Stored data entries:
#####

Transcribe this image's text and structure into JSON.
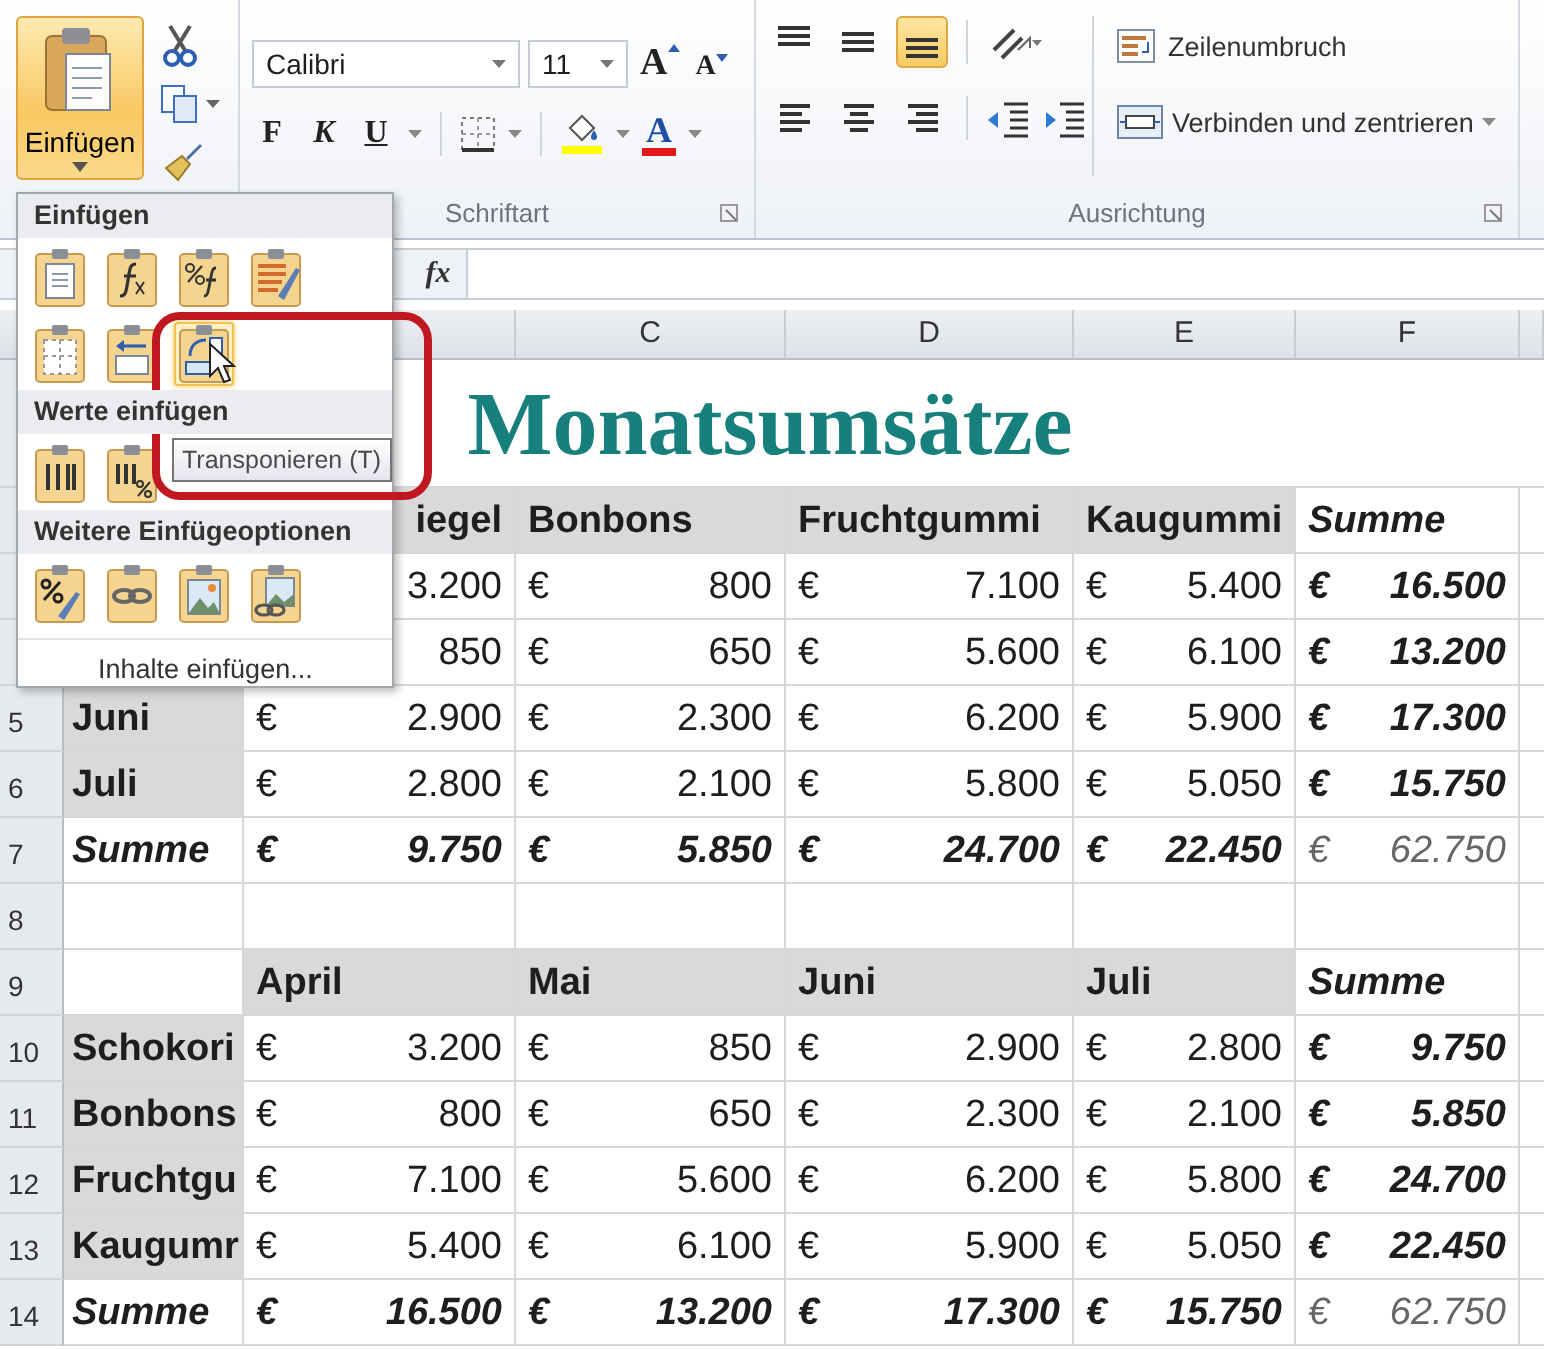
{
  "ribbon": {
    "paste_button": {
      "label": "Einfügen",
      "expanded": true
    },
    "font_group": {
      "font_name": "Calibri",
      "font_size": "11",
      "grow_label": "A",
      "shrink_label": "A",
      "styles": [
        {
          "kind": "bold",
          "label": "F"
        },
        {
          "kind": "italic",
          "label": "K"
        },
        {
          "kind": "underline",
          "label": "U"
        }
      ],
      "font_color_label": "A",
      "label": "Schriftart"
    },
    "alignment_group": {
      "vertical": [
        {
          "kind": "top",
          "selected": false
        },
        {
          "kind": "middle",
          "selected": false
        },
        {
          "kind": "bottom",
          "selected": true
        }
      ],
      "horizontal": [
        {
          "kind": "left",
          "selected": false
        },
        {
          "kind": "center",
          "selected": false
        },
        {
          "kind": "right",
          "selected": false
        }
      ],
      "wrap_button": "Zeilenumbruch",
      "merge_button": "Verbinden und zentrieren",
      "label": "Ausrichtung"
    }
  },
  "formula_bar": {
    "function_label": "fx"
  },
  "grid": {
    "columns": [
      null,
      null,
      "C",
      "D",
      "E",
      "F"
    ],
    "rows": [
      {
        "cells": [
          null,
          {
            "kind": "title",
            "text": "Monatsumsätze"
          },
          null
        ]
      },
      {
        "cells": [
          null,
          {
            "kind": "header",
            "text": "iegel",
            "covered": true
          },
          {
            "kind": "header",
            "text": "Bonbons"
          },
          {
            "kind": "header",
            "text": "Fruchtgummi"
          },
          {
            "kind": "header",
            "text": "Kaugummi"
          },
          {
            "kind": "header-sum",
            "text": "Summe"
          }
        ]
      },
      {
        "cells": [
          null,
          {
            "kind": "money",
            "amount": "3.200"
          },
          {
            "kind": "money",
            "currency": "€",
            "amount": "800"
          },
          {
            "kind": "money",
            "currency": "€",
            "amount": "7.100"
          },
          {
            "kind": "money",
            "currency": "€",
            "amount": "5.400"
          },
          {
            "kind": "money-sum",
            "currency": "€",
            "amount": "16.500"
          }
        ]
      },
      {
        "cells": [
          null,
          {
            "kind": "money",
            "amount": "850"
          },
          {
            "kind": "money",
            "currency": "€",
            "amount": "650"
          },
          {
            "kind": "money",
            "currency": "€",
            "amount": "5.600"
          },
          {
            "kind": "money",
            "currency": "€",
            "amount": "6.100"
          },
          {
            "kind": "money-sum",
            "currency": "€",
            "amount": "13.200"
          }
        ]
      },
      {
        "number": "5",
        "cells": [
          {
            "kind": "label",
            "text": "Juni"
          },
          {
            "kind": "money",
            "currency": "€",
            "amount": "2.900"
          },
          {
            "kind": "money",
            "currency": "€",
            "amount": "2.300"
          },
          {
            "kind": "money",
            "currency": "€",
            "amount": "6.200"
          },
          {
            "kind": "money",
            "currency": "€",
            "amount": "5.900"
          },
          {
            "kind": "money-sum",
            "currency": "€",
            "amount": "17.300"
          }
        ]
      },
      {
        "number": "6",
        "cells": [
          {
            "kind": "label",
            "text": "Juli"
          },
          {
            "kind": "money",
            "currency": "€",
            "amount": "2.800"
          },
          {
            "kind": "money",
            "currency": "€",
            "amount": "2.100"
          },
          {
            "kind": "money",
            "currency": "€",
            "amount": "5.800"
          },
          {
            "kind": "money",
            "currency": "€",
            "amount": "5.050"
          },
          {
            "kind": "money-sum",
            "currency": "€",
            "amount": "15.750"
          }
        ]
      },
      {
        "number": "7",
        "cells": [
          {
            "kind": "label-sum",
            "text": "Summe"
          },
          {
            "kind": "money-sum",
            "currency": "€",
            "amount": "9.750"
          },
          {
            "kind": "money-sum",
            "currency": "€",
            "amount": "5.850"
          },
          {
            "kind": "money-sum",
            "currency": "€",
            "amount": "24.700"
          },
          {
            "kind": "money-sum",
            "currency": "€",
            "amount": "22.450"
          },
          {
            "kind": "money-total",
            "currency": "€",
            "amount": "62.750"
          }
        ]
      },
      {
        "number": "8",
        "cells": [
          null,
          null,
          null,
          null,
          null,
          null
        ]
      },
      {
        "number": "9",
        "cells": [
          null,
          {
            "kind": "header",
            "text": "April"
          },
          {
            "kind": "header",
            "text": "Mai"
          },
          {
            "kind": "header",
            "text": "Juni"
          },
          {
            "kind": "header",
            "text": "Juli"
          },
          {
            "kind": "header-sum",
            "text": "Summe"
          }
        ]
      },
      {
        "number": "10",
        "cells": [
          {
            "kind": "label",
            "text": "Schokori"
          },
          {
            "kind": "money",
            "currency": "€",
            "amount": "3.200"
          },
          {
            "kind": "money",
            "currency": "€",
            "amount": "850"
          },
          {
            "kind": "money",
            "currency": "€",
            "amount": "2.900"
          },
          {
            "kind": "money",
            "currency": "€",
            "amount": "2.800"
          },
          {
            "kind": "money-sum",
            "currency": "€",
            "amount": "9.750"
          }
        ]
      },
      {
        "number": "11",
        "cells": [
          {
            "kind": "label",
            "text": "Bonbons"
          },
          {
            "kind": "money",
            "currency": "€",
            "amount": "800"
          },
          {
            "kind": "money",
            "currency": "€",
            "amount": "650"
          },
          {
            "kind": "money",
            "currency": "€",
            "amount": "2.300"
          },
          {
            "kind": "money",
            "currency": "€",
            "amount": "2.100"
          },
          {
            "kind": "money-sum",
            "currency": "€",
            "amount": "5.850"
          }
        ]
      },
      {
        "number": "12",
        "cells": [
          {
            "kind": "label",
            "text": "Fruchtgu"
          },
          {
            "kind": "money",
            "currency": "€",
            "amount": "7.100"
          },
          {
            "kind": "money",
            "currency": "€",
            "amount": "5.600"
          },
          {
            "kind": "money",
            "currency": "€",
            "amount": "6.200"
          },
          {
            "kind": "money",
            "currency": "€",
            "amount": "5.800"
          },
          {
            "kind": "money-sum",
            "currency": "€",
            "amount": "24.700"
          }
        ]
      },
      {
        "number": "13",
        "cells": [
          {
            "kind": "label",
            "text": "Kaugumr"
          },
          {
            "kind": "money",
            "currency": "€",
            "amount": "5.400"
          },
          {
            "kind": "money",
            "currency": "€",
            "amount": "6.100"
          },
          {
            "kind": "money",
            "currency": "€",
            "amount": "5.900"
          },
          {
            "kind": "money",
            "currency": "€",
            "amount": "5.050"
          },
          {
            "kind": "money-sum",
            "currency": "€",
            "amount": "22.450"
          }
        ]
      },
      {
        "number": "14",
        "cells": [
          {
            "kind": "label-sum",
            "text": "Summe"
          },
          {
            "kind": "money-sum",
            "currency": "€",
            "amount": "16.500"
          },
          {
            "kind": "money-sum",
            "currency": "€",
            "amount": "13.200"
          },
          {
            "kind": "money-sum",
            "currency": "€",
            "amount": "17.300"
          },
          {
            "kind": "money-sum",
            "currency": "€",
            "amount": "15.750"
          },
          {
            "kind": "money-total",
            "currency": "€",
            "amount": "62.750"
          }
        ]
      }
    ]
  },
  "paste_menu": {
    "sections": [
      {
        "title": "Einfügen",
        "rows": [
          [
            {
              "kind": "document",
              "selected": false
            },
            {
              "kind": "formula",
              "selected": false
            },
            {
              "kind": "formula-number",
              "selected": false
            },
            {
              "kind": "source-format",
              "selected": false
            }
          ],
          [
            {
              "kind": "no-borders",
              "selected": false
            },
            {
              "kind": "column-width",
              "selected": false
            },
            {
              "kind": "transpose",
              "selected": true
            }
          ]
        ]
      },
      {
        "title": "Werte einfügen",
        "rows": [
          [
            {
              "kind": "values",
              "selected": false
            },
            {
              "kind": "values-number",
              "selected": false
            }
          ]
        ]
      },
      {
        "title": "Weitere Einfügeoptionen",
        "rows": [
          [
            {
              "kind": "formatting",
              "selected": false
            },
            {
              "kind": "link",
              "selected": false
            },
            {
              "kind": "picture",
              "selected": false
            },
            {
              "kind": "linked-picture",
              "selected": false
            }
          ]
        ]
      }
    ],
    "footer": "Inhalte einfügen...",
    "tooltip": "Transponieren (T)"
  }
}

#####

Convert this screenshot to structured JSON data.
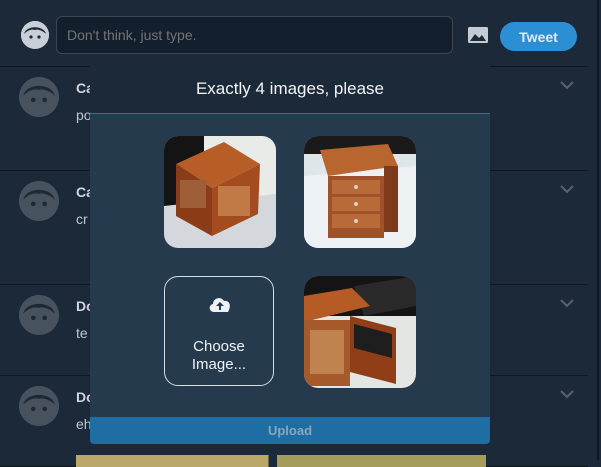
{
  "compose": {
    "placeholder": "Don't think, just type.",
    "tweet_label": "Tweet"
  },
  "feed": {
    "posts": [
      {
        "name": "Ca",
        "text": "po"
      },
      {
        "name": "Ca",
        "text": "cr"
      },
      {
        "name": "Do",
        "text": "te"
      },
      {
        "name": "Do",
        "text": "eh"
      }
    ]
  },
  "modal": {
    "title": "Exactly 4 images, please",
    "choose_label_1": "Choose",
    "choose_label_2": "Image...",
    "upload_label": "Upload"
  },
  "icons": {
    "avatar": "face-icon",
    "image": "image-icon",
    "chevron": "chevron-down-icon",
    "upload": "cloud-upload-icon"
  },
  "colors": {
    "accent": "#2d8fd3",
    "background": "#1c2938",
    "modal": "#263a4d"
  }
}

#####

Brief>
Look through the data and gather every line with the string "this" in it.

Correct answer>
Transcribe this image's text and structure into JSON.
Convert this screenshot to structured JSON data.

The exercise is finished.